• The data
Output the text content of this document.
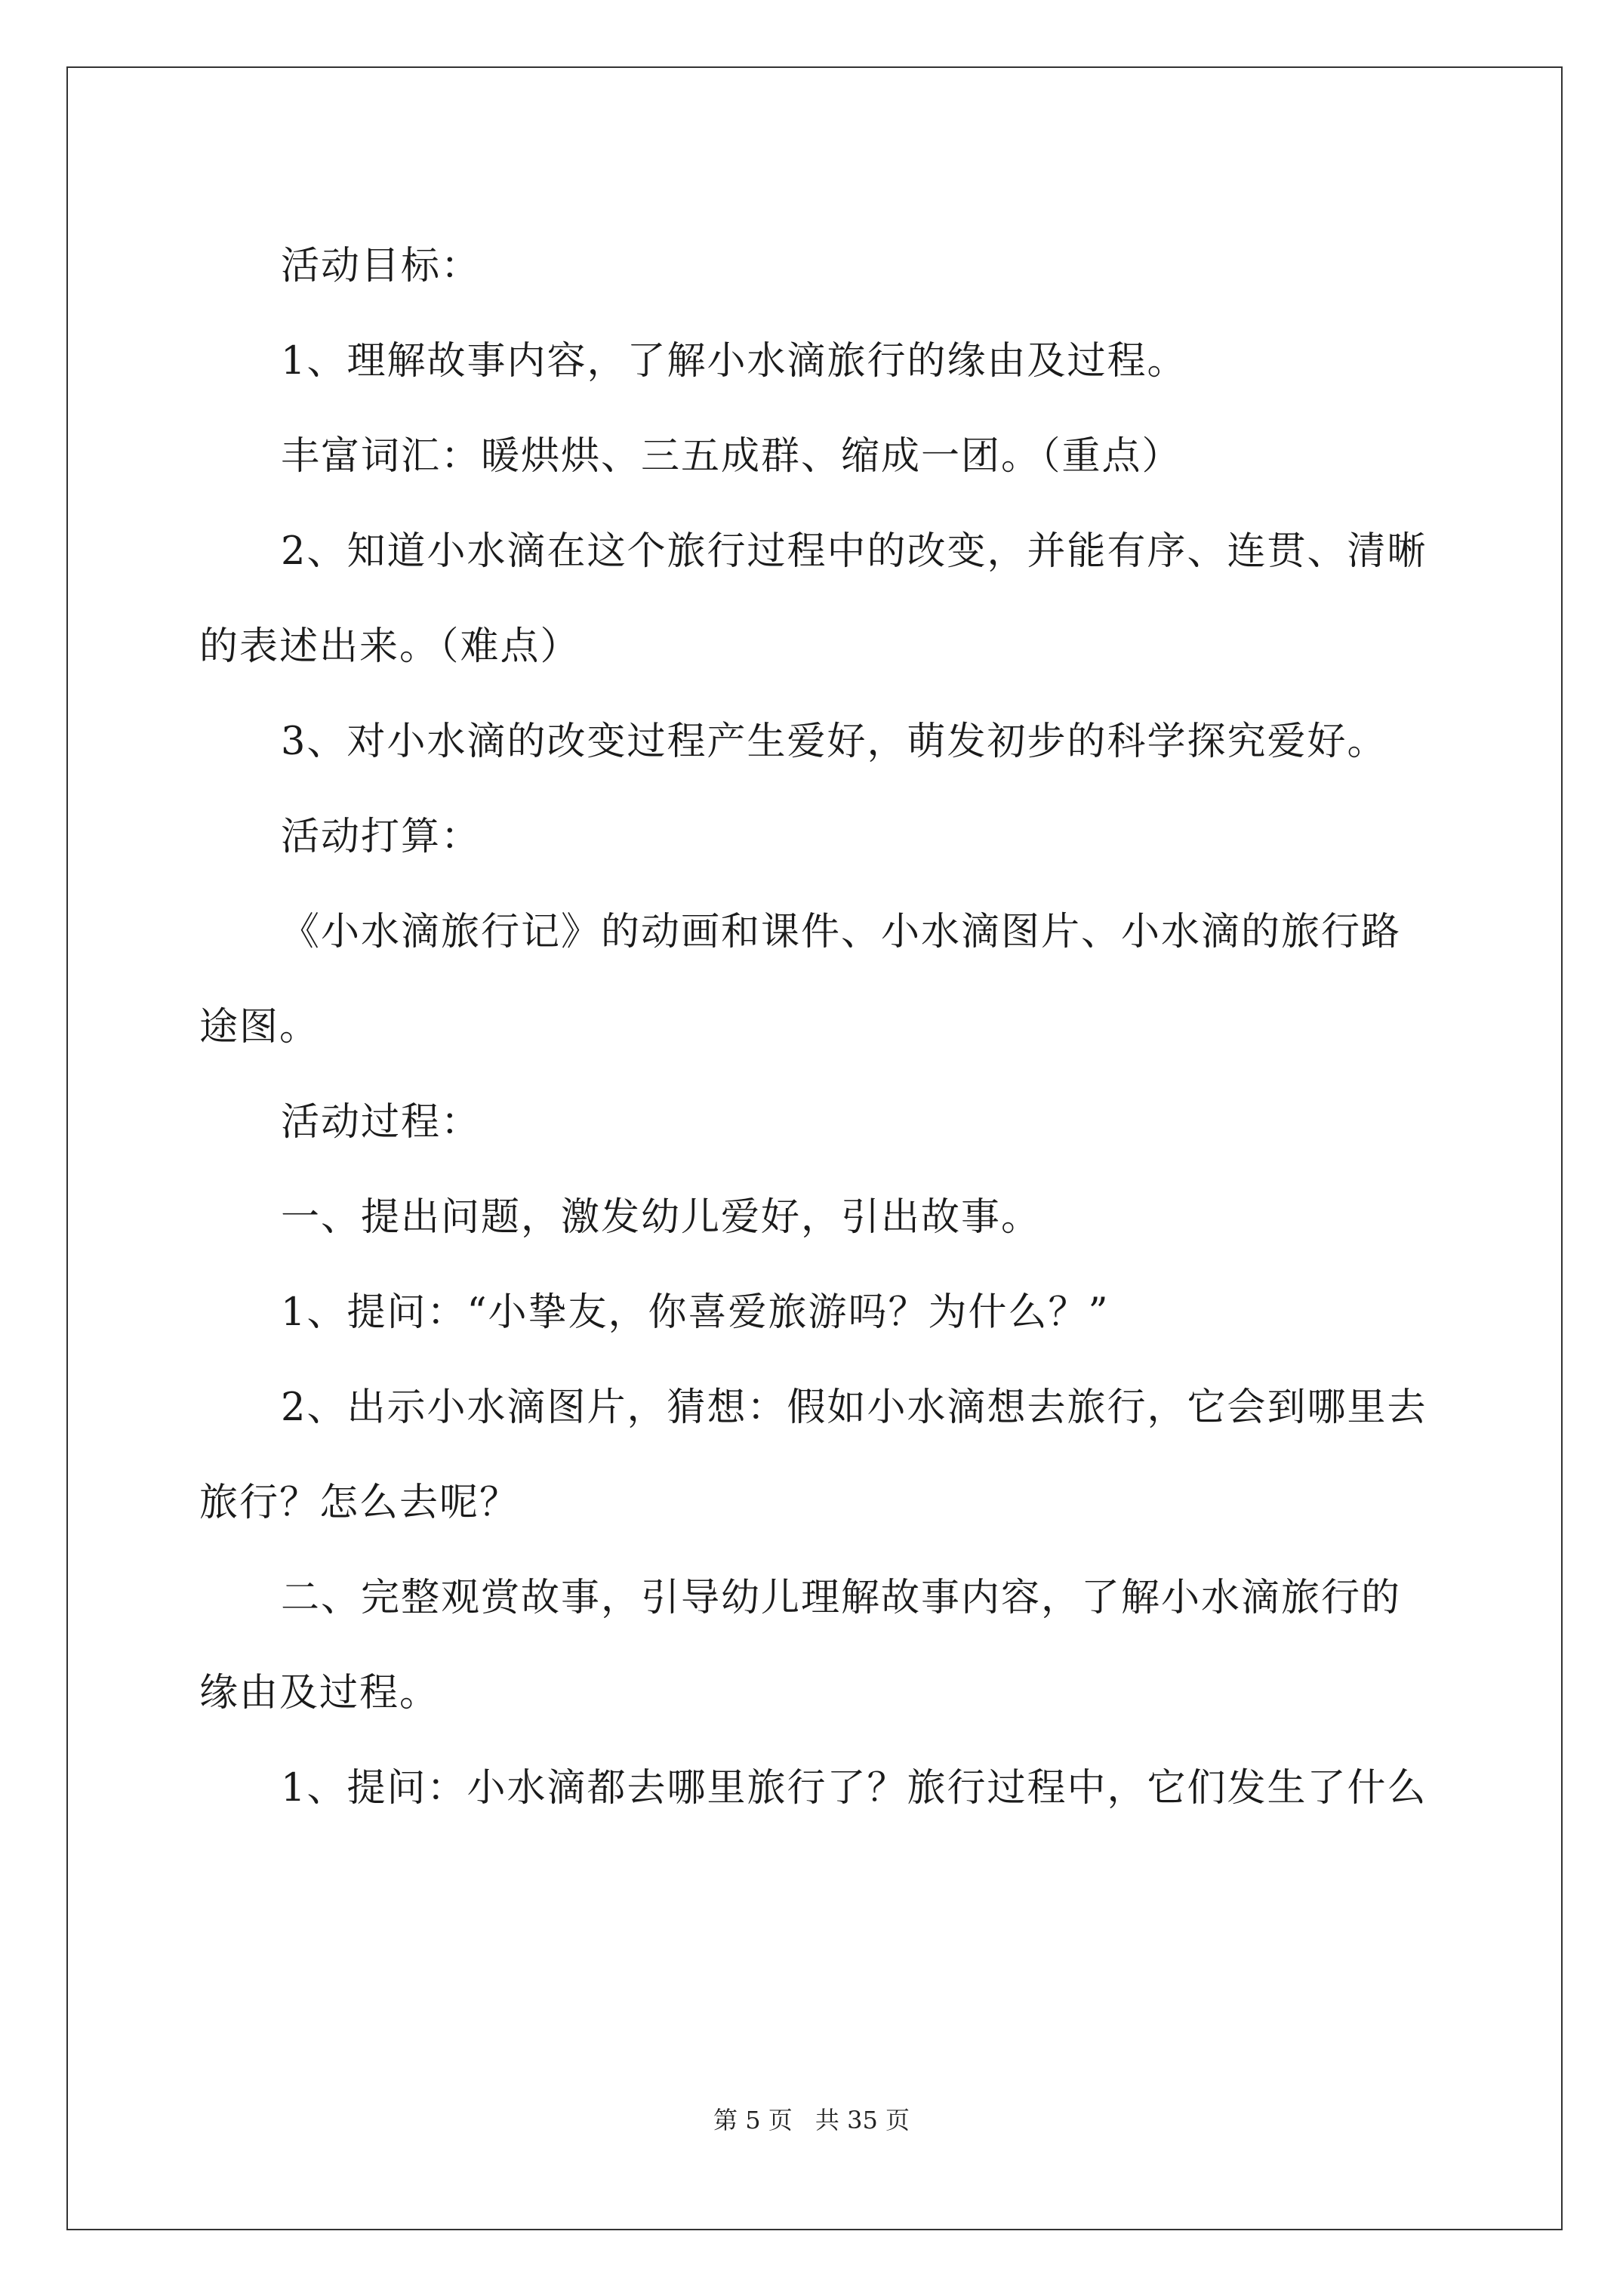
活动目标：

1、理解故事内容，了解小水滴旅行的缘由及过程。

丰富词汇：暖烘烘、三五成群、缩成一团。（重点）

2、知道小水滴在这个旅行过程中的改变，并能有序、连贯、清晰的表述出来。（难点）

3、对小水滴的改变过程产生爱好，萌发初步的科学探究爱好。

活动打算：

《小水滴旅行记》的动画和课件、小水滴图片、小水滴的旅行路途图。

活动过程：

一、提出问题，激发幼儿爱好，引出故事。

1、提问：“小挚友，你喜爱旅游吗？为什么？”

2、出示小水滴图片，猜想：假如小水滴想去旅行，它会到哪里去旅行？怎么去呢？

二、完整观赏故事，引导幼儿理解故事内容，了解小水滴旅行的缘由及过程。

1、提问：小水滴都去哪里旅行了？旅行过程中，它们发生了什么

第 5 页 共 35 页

• What this task involves
Pull out each line of the listing that holds the string "了解小水滴旅行的缘由及过程".

• Response below
1、理解故事内容，了解小水滴旅行的缘由及过程。
二、完整观赏故事，引导幼儿理解故事内容，了解小水滴旅行的缘由及过程。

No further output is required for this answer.